Records from a data source:
------------------------------------------------

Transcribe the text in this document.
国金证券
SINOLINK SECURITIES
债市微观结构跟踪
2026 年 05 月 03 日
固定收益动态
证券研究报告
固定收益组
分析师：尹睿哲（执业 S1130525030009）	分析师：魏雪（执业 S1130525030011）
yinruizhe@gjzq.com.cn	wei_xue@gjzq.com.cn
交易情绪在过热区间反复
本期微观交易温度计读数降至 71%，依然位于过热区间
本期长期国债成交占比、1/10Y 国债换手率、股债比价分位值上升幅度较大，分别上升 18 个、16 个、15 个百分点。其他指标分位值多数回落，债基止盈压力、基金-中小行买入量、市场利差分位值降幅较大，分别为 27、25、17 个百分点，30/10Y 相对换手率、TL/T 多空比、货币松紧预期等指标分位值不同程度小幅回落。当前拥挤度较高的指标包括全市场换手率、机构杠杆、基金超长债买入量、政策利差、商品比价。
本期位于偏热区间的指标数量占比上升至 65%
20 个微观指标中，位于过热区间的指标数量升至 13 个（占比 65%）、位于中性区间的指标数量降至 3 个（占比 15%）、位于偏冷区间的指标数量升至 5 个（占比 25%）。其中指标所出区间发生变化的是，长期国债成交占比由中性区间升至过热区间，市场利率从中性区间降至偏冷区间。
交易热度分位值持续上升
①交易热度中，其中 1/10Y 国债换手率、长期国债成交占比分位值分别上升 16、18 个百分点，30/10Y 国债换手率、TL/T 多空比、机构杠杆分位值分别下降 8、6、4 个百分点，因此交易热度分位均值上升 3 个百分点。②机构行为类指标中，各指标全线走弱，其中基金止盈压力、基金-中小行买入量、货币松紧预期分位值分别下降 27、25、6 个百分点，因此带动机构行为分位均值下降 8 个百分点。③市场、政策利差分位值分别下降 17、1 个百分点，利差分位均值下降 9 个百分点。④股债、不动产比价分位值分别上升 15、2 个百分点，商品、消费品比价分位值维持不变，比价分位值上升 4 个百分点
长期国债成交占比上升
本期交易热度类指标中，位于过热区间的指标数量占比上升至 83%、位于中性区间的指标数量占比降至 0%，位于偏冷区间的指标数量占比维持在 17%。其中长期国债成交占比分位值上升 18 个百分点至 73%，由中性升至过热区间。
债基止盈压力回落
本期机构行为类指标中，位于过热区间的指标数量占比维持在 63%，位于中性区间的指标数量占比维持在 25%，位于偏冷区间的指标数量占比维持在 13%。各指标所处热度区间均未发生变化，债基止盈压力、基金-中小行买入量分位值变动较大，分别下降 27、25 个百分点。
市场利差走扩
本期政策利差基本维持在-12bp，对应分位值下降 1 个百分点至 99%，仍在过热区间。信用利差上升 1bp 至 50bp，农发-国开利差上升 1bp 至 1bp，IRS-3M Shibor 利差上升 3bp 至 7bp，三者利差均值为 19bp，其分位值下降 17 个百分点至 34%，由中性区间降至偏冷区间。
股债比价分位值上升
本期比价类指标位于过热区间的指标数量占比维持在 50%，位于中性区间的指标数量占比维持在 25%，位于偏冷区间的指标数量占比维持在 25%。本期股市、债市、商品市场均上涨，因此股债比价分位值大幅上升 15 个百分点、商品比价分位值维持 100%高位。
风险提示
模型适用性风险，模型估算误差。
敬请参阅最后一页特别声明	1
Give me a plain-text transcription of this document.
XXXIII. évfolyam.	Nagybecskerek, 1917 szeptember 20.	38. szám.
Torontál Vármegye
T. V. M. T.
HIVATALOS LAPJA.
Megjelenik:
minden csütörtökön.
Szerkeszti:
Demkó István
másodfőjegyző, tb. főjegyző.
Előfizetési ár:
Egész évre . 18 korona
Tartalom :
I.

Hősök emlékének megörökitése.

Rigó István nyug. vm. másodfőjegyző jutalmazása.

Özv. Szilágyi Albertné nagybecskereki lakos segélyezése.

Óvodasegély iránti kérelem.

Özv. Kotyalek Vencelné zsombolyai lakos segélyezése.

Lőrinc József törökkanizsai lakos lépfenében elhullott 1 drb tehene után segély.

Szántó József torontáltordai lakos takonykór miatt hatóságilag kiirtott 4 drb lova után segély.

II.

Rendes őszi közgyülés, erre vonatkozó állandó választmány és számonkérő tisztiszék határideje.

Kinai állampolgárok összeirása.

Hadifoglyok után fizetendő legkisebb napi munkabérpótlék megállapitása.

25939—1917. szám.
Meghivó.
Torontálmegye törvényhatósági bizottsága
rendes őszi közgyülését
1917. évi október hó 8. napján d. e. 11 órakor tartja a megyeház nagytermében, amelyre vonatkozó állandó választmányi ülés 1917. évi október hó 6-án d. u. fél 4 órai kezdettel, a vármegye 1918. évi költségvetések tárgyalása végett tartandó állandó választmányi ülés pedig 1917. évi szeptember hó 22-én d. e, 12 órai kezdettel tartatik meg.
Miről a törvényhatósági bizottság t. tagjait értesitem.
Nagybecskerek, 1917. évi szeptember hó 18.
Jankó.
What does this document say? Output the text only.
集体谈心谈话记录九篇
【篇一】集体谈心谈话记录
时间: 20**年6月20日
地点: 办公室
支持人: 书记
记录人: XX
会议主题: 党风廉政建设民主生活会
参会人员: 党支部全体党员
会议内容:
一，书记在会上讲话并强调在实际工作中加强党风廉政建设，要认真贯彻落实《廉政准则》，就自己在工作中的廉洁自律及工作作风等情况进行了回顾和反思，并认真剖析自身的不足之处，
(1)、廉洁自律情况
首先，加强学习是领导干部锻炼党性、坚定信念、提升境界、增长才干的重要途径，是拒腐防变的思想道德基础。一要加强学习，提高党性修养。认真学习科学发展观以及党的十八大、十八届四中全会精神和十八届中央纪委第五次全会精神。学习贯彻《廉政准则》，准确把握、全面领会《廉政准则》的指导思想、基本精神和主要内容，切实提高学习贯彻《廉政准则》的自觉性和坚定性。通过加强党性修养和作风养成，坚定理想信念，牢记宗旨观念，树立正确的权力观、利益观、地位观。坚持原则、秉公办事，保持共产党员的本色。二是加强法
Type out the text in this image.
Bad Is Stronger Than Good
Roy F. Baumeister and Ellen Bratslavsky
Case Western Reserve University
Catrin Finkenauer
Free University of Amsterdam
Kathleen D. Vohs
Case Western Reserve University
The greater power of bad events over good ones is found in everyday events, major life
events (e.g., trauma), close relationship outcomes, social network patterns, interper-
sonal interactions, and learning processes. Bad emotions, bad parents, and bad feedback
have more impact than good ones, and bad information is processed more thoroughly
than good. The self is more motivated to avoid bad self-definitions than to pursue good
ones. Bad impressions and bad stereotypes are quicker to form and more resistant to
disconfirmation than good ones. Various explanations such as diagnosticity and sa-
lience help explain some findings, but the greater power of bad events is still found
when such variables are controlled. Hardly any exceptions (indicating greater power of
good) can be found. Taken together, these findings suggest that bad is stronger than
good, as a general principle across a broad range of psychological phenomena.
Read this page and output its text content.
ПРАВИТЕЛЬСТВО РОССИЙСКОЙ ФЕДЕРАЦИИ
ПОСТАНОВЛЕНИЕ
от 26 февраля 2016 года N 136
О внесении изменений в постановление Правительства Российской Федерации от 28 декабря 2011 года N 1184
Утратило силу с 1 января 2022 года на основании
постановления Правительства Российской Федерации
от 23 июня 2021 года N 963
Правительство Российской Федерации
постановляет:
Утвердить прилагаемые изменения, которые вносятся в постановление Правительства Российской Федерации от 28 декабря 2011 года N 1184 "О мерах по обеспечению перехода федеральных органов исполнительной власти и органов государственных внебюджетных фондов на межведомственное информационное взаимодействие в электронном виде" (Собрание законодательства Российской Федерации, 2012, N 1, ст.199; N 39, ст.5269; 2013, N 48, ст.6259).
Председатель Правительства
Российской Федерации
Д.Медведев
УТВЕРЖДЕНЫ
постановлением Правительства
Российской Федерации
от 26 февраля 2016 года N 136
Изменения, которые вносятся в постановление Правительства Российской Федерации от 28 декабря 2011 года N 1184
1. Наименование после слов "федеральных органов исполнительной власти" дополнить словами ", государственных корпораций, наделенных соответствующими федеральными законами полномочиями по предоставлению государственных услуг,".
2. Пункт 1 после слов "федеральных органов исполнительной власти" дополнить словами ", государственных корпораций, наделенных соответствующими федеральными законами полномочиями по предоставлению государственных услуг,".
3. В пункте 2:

------------------------------------------------

Exercise brief
Which lines in the data above contain "lakos"? Show each one.

Finished exercise
Özv. Szilágyi Albertné nagybecskereki lakos segélyezése.
Özv. Kotyalek Vencelné zsombolyai lakos segélyezése.
Lőrinc József törökkanizsai lakos lépfenében elhullott 1 drb tehene után segély.
Szántó József torontáltordai lakos takonykór miatt hatóságilag kiirtott 4 drb lova után segély.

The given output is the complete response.